▶ _WRITTEN PROBLEM 1_: In the passage on the flag of Eswatini, reproduce verbatim the part from "The flag of" to "on this day.".
▶ _WRITTEN PROBLEM 2_: List every color that the passage on the flag of Eswatini names in its description of the flag's design.

▶ _EXCERPTED TEXT_:
.....

The flag of Eswatini was adopted on October 6, 1968 after Eswatini (formerly known as Swaziland) gained independence from the British Empire one month before. The design by King Sobhuza II features a black and white shield, with a staff and two spears, on a field of blue, yellow, and red horizontal bands.

History 

The flag is based on the military flag given by King Sobhuza II to the Swazi Pioneer Corps in 1941 to remind them of the nation's military traditions. On 25 April 1967, the day the pledge of oath was taken by the king, the flag was hoisted for the first time. The College of Arms in London registered the flag on 30 October 1967. The first official hoisting of the flag was conducted on this day.

.....

▶ _ITEMS_:
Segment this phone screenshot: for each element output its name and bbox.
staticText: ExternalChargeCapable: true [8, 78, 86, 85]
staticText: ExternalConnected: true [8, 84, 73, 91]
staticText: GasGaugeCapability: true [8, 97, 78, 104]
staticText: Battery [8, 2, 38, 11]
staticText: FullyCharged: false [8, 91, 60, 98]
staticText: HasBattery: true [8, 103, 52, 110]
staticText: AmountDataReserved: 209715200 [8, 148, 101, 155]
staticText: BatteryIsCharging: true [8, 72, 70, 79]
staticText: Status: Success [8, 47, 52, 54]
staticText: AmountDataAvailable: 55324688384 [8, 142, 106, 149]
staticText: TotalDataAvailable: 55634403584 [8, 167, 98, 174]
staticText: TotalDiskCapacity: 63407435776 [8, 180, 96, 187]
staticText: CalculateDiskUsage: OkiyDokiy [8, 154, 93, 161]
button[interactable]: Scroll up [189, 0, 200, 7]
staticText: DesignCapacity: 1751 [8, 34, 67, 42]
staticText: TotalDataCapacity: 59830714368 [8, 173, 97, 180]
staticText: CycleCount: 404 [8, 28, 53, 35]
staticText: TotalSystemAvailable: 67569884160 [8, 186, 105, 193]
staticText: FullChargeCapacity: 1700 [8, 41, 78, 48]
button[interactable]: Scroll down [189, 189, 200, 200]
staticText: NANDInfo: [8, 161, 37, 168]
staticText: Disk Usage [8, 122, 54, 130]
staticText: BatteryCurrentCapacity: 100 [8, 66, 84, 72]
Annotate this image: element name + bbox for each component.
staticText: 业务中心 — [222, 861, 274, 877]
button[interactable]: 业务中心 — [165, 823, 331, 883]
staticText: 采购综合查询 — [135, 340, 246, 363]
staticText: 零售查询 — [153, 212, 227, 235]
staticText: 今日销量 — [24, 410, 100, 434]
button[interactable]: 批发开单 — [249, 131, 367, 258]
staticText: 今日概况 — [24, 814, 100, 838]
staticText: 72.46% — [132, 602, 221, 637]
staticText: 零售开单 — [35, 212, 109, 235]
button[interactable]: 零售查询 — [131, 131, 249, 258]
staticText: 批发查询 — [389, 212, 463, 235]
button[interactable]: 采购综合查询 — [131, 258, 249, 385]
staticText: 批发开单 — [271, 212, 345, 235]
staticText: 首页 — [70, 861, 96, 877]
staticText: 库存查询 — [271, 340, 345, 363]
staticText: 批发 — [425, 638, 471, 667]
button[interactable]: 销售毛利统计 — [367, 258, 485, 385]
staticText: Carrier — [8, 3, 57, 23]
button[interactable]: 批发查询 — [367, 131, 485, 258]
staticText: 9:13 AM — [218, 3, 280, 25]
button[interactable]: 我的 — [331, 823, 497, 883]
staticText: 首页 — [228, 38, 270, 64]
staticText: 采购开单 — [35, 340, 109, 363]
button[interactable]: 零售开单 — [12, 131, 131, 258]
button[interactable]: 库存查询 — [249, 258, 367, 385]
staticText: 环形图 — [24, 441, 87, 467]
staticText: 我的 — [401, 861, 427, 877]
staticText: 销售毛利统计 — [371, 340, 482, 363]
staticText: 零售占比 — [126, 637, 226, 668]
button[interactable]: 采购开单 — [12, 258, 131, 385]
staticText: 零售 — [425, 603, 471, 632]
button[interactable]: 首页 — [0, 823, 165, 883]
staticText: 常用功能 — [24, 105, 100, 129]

.....

▶ _REPLY 1_:
The flag of Eswatini was adopted on October 6, 1968 after Eswatini (formerly known as Swaziland) gained independence from the British Empire one month before. The design by King Sobhuza II features a black and white shield, with a staff and two spears, on a field of blue, yellow, and red horizontal bands.

History 

The flag is based on the military flag given by King Sobhuza II to the Swazi Pioneer Corps in 1941 to remind them of the nation's military traditions. On 25 April 1967, the day the pledge of oath was taken by the king, the flag was hoisted for the first time. The College of Arms in London registered the flag on 30 October 1967. The first official hoisting of the flag was conducted on this day.

▶ _REPLY 2_: Black, white, blue, yellow, red